# To do:
Collect the lines of the entries where "title" shows up.

# Stored rows:
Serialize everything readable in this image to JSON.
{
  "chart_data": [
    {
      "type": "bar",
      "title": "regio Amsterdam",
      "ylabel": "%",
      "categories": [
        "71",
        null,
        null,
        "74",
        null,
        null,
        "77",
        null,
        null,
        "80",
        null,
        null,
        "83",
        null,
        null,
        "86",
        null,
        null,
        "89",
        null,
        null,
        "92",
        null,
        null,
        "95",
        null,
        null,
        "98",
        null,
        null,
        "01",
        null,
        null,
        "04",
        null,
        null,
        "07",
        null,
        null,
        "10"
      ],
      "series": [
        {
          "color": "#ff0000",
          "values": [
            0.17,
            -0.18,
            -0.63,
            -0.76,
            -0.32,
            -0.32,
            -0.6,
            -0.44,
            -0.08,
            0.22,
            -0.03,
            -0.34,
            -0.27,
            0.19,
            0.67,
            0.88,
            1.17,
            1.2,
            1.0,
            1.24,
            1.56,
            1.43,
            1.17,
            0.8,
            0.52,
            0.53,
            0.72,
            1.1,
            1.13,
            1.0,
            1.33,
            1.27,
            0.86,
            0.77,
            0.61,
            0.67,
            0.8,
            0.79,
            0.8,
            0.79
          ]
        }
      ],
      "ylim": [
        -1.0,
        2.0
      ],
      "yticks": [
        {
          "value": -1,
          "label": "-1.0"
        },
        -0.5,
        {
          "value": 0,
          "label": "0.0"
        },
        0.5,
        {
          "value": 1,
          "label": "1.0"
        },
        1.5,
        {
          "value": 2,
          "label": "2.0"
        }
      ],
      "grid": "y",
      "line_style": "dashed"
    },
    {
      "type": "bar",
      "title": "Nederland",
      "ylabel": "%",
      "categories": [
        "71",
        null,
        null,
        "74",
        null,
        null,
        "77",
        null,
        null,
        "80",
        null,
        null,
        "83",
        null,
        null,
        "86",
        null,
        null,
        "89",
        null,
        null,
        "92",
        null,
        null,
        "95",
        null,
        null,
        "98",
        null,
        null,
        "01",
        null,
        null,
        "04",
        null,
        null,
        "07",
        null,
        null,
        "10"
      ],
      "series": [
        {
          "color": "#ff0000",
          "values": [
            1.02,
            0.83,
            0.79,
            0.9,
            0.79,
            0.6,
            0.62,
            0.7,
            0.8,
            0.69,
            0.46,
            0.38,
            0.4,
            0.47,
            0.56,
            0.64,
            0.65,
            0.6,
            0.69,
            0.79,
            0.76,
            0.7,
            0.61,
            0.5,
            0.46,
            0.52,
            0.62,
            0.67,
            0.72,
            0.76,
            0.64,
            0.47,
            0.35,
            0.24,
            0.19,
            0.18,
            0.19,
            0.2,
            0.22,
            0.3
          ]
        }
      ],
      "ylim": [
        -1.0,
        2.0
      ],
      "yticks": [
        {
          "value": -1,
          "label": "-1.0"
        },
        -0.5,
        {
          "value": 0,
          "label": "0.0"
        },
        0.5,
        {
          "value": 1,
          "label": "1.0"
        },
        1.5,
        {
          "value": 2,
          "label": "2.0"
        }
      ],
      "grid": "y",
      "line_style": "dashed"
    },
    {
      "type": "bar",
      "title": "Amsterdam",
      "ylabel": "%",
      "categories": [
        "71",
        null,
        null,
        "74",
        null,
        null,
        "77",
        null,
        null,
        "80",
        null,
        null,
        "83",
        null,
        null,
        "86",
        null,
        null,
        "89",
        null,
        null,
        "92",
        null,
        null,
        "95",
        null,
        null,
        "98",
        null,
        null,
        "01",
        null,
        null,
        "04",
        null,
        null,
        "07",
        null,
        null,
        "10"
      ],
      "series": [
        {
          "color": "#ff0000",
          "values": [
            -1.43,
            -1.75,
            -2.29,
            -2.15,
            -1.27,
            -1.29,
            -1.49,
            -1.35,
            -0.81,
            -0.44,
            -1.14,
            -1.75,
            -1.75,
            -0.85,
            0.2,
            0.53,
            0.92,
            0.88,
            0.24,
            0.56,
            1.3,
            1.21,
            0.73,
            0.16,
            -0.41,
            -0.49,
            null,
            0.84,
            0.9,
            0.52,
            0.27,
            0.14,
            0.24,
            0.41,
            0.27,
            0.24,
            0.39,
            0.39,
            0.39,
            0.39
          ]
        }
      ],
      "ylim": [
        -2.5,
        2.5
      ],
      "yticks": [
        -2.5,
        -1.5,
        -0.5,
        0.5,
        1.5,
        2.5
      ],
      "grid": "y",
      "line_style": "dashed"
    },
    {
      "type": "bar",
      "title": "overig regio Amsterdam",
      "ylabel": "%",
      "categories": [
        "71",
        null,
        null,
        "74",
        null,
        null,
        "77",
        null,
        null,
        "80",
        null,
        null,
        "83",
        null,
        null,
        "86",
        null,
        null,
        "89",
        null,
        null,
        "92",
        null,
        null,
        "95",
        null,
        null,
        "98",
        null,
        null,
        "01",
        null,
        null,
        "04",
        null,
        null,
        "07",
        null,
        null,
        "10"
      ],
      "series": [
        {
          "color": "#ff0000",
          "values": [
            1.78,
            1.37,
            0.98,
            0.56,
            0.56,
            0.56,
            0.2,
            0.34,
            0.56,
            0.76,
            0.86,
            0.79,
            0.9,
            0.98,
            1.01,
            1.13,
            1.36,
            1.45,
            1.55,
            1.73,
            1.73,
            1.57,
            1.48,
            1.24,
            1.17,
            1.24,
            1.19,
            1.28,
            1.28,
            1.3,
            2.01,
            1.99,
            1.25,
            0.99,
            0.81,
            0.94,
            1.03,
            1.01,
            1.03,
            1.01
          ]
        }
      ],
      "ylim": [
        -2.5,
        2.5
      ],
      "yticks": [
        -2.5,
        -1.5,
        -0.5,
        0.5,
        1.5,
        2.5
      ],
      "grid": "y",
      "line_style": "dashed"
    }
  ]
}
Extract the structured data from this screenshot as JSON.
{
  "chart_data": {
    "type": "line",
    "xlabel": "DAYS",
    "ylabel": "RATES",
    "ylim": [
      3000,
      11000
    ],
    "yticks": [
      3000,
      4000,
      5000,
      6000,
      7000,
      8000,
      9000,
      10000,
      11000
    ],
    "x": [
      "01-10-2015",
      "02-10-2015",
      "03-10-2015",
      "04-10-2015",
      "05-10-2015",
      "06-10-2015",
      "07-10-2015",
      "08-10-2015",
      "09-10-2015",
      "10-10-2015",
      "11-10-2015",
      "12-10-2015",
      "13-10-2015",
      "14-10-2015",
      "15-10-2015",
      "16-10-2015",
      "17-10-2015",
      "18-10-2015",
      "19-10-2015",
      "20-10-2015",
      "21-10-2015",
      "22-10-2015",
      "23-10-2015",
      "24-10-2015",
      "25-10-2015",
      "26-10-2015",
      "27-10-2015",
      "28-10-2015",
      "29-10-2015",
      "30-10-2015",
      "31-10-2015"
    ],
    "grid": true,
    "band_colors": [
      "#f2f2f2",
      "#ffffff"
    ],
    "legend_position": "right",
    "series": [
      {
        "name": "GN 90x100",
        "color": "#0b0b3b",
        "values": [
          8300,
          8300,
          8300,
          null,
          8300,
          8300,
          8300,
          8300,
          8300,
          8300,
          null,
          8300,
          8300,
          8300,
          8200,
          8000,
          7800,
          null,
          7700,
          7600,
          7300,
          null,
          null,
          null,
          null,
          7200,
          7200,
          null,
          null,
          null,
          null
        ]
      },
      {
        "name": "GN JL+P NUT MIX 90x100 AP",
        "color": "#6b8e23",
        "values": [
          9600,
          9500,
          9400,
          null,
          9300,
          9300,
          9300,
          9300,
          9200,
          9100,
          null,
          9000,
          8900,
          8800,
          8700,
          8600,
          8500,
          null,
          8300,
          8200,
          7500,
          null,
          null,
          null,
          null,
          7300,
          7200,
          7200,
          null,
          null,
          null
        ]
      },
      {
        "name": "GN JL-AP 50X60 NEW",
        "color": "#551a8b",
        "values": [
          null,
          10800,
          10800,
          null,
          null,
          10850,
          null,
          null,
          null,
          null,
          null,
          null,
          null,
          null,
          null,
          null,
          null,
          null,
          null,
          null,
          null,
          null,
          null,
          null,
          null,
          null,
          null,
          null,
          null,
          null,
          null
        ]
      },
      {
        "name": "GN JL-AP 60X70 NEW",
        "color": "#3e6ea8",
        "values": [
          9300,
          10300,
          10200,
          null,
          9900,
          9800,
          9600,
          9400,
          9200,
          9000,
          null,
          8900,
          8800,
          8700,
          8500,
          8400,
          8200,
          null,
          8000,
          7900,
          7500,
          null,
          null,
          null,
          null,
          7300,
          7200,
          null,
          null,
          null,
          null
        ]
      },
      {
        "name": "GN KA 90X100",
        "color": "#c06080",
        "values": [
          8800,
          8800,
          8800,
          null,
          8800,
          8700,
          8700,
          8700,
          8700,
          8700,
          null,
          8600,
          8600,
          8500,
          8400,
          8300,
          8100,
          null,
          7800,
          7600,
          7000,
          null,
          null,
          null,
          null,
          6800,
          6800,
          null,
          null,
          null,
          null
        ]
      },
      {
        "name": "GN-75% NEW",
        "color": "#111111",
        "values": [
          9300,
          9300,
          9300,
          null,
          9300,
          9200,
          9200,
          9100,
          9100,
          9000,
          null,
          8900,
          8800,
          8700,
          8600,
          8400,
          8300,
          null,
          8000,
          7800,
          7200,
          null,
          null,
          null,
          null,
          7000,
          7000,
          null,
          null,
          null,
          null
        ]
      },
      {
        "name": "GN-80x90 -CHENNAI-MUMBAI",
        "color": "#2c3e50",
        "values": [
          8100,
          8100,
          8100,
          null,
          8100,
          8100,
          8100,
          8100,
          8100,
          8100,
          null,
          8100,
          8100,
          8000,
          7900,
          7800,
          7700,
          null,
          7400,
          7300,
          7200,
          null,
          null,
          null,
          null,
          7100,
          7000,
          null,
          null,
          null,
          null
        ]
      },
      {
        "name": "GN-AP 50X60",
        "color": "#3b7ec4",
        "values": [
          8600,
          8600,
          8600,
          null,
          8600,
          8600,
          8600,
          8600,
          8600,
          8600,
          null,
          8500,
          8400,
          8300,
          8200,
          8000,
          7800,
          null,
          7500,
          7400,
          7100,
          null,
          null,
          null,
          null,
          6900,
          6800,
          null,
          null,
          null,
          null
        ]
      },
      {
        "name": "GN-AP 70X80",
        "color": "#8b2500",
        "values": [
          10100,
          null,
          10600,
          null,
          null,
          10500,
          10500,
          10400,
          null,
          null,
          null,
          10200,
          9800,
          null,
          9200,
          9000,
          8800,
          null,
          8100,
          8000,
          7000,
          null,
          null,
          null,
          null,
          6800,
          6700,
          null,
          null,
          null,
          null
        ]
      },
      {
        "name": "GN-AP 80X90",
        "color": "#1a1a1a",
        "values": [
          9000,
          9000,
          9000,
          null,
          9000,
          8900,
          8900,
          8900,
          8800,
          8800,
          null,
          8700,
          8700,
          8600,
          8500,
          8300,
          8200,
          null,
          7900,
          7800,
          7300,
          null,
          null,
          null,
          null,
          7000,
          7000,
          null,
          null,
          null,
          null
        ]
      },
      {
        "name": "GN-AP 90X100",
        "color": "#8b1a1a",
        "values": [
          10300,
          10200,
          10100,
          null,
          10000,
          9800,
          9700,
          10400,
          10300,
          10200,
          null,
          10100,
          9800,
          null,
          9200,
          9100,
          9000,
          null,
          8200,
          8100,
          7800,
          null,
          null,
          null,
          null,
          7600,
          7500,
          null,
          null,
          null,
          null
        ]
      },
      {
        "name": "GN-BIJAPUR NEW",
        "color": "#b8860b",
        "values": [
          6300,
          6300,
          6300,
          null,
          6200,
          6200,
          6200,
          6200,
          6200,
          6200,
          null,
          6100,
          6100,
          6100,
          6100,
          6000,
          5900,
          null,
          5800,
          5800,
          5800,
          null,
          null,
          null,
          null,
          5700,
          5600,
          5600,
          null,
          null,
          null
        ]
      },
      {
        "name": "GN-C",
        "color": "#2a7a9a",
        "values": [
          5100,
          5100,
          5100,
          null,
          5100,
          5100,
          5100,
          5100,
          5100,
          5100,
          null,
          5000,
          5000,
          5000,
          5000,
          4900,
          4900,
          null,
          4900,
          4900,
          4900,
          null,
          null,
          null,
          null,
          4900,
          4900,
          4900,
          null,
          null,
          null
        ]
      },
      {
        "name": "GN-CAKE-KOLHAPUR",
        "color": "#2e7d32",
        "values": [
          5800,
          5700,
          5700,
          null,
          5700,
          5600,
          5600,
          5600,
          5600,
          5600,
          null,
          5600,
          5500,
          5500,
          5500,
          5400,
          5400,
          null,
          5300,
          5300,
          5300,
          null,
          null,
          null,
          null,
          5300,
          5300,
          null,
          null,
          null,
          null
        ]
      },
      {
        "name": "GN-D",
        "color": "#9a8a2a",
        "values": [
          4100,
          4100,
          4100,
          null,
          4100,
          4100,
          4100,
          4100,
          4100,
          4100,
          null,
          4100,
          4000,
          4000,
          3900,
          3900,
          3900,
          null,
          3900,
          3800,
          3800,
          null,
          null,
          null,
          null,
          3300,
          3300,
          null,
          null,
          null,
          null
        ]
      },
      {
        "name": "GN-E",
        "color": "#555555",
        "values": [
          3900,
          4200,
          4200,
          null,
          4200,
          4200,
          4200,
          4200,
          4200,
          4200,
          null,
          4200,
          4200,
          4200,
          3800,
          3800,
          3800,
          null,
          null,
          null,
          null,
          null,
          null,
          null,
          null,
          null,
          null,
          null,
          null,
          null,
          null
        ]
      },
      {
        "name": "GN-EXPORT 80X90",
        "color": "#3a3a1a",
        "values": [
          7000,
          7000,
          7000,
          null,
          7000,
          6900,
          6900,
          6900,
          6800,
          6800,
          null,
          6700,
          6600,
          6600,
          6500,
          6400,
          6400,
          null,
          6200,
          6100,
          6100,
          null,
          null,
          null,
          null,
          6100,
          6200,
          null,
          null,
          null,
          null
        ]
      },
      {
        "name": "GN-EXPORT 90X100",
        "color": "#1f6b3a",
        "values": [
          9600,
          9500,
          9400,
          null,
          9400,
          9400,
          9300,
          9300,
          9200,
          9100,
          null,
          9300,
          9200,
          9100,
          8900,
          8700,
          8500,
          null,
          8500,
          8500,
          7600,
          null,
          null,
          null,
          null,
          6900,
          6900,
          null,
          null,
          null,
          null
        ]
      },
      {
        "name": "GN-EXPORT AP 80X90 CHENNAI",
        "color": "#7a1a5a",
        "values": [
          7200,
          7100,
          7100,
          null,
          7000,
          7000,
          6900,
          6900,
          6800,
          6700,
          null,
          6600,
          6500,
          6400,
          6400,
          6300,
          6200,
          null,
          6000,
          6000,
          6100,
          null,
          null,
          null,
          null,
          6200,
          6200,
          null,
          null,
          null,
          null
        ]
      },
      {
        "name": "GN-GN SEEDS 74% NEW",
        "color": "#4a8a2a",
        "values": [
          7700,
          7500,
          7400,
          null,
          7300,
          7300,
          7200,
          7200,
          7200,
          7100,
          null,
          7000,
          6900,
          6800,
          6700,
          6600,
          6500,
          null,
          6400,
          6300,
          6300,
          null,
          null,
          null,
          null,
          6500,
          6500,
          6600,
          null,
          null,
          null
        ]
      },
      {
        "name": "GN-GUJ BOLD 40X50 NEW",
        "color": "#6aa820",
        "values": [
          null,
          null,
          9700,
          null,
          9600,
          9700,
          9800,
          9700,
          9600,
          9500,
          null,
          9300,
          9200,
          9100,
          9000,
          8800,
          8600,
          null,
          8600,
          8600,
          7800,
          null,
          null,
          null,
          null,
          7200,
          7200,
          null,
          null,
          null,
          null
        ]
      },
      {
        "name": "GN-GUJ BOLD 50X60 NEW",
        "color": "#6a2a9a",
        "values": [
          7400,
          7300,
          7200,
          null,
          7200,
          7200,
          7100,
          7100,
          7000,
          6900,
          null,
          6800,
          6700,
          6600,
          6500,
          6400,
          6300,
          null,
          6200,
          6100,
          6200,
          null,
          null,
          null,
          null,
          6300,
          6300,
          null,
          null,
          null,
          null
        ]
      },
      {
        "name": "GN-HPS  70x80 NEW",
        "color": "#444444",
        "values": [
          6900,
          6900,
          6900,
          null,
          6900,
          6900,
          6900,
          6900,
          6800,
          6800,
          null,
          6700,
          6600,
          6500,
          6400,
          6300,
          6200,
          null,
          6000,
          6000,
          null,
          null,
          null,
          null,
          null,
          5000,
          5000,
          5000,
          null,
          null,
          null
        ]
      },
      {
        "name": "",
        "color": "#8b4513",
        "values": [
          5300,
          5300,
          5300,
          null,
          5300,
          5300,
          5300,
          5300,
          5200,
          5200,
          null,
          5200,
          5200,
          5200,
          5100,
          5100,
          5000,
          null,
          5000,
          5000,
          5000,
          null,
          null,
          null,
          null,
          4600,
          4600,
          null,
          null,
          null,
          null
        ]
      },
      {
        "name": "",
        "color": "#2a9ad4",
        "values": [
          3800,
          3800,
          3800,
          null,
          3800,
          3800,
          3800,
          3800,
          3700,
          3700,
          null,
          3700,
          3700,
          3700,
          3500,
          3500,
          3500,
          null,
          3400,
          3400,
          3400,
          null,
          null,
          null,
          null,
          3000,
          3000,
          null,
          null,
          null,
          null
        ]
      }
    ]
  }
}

# Output of the exercise:
      "title": "regio Amsterdam",
      "title": "Nederland",
      "title": "Amsterdam",
      "title": "overig regio Amsterdam",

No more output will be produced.